■ EXERCISE
Report back each line of the records that contains the string "DEVELOPER".

■ PROVIDED MATERIAL
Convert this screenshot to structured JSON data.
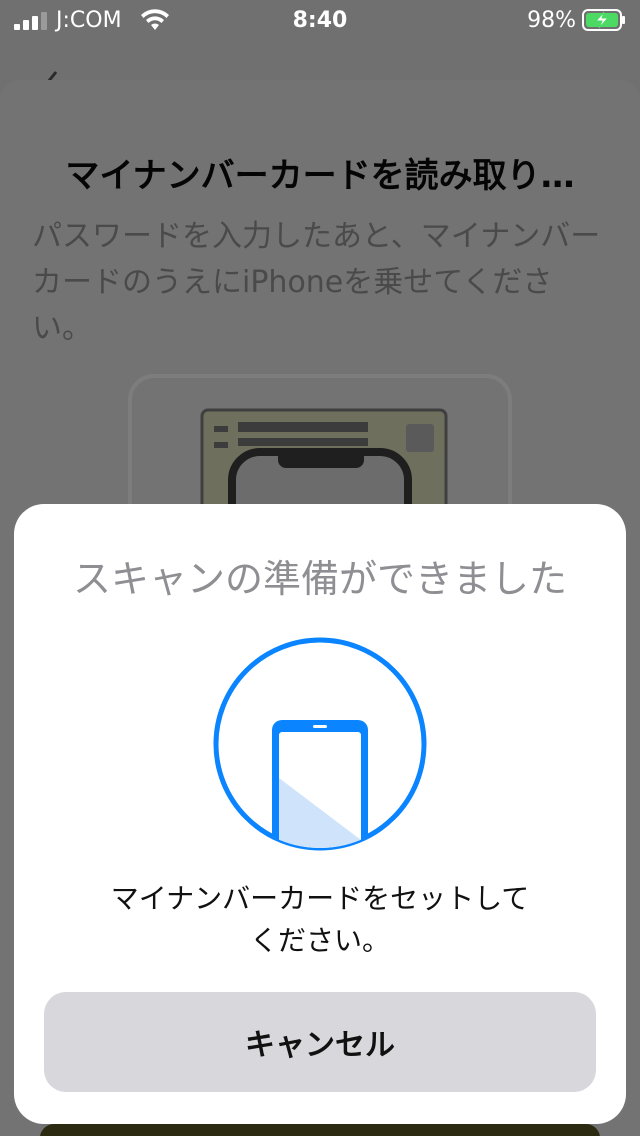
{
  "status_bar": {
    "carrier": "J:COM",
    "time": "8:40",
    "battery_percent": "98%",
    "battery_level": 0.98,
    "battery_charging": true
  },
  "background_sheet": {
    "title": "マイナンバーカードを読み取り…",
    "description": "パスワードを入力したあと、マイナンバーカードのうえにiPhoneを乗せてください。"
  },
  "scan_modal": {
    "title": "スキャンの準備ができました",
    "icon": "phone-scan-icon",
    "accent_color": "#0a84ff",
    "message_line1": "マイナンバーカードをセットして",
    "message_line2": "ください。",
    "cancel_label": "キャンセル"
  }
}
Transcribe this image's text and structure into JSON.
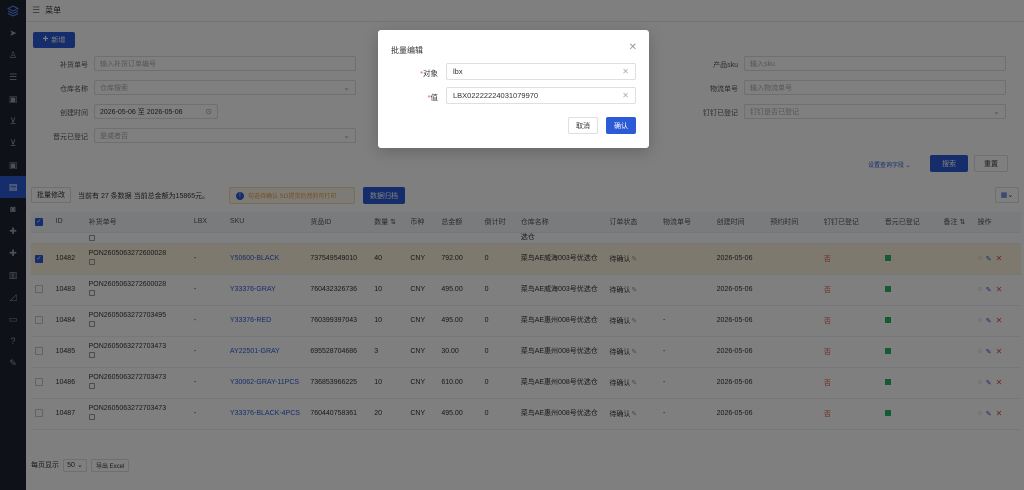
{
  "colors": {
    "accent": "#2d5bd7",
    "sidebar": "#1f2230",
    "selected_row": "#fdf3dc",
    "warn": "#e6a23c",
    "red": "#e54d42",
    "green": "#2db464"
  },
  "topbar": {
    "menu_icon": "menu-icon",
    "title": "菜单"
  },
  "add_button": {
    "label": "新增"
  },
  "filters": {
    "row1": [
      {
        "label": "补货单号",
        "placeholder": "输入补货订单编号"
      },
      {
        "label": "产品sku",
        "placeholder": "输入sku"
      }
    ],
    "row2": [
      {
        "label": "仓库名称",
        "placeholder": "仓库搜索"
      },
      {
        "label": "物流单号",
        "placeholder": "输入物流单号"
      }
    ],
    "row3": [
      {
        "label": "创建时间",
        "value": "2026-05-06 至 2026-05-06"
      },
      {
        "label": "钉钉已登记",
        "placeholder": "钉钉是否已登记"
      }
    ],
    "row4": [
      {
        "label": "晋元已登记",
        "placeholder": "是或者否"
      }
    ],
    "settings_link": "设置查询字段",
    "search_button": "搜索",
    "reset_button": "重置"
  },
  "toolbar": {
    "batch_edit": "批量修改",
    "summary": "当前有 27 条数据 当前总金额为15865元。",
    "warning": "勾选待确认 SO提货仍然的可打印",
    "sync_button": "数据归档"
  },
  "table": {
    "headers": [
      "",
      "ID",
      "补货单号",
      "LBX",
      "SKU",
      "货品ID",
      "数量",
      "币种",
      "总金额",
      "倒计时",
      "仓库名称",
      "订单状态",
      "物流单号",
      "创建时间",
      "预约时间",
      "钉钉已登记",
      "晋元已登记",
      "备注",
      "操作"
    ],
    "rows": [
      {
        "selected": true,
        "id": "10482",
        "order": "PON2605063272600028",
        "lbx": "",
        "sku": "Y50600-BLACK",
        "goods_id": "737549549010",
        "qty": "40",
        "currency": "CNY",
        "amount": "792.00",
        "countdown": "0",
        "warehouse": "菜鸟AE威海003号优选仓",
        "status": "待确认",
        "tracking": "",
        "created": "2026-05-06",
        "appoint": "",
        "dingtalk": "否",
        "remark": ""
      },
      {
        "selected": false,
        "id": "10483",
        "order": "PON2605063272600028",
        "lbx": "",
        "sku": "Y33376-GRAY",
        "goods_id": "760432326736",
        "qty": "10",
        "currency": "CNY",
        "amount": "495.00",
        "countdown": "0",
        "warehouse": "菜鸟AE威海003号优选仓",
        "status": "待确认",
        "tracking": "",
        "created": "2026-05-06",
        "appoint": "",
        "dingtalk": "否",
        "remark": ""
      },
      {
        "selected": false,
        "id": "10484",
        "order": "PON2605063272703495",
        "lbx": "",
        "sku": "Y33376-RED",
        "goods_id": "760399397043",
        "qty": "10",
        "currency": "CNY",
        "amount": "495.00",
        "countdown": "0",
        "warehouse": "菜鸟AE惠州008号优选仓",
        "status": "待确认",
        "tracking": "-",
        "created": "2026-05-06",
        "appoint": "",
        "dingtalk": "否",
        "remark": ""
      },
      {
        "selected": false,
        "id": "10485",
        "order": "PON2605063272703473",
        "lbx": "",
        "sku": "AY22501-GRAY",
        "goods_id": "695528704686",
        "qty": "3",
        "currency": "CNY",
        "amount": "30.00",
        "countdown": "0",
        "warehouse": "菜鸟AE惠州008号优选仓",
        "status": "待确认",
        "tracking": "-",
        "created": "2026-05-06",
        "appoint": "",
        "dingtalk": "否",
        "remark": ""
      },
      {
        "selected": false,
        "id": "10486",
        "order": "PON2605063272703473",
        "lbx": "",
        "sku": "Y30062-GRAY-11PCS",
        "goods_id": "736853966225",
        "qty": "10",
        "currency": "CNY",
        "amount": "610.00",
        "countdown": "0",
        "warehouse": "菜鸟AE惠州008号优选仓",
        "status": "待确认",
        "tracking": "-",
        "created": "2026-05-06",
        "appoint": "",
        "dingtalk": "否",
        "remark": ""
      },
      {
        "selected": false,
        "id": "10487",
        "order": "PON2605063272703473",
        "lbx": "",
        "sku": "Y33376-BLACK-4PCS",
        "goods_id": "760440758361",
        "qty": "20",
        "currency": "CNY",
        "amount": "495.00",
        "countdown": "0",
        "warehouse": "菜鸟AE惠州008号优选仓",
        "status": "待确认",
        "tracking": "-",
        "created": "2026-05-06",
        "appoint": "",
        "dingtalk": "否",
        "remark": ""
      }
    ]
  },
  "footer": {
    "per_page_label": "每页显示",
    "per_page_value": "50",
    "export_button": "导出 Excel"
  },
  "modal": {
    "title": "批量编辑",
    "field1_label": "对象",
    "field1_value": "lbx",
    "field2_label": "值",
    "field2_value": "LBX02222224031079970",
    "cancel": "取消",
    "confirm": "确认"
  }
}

* * *

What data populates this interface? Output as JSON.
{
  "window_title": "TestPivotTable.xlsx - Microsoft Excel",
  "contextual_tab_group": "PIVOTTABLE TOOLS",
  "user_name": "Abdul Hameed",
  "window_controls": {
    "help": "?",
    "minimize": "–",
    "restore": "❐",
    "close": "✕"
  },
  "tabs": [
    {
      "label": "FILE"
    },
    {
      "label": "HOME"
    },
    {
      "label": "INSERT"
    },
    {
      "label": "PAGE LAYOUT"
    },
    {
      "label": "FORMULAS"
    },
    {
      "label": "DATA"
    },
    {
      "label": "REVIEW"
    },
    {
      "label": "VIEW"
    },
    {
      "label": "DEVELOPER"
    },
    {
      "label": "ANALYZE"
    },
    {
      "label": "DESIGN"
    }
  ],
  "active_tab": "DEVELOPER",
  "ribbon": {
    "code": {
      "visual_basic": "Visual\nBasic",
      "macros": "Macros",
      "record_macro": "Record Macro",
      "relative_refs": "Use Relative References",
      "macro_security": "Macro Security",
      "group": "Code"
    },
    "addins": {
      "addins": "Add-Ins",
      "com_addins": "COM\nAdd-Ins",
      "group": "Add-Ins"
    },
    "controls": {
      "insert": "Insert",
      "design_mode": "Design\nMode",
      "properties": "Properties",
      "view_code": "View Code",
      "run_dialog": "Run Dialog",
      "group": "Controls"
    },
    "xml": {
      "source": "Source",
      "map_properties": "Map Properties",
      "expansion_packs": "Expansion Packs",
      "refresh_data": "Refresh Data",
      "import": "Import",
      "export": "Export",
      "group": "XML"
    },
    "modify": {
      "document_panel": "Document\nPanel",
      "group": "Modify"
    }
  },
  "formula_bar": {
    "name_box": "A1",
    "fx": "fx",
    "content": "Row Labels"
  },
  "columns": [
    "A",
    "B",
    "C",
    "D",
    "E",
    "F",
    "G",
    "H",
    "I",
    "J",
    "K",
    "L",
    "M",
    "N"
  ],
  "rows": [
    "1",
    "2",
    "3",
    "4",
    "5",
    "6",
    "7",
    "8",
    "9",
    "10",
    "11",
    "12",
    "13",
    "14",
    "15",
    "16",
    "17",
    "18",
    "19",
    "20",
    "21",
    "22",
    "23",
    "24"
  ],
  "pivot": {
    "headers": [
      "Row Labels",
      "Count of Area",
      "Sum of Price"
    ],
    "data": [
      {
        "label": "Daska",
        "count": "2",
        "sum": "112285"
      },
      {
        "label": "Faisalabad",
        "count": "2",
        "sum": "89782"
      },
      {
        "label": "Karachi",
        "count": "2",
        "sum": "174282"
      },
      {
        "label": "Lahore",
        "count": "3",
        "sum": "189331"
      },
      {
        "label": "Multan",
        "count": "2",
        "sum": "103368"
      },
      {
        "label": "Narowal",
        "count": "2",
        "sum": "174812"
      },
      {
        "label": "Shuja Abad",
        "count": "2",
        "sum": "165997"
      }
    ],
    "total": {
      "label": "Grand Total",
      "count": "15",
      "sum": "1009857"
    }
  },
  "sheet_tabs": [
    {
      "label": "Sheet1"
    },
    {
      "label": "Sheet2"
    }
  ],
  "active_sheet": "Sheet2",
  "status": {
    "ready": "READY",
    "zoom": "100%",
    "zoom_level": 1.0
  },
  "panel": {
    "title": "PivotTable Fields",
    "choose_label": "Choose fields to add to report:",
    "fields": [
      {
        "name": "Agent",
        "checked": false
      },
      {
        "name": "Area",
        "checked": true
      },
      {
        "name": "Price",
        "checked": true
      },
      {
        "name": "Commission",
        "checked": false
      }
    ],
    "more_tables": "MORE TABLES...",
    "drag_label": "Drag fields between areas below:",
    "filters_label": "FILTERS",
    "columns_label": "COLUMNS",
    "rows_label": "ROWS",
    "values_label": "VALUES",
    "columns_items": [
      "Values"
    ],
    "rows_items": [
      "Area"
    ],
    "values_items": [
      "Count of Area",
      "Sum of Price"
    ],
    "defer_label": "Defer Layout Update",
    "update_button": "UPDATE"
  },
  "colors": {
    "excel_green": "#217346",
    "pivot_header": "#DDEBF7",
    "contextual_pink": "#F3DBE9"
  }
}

■ RIGHT ANSWER
      "label": "DEVELOPER"
  "active_tab": "DEVELOPER",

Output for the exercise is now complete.